Stated exercise:
Gather each line of the records where "financier" appears.
======== Exercise input ========
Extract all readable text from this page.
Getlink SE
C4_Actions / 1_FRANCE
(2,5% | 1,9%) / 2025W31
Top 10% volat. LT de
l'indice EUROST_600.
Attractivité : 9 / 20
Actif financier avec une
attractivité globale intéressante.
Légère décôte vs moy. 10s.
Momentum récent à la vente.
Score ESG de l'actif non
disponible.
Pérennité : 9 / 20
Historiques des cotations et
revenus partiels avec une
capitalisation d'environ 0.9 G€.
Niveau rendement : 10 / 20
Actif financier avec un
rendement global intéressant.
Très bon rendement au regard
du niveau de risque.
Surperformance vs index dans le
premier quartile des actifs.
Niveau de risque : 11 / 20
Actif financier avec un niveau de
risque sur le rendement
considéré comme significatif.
========
Solution:
Actif financier avec une
Actif financier avec un
Actif financier avec un niveau de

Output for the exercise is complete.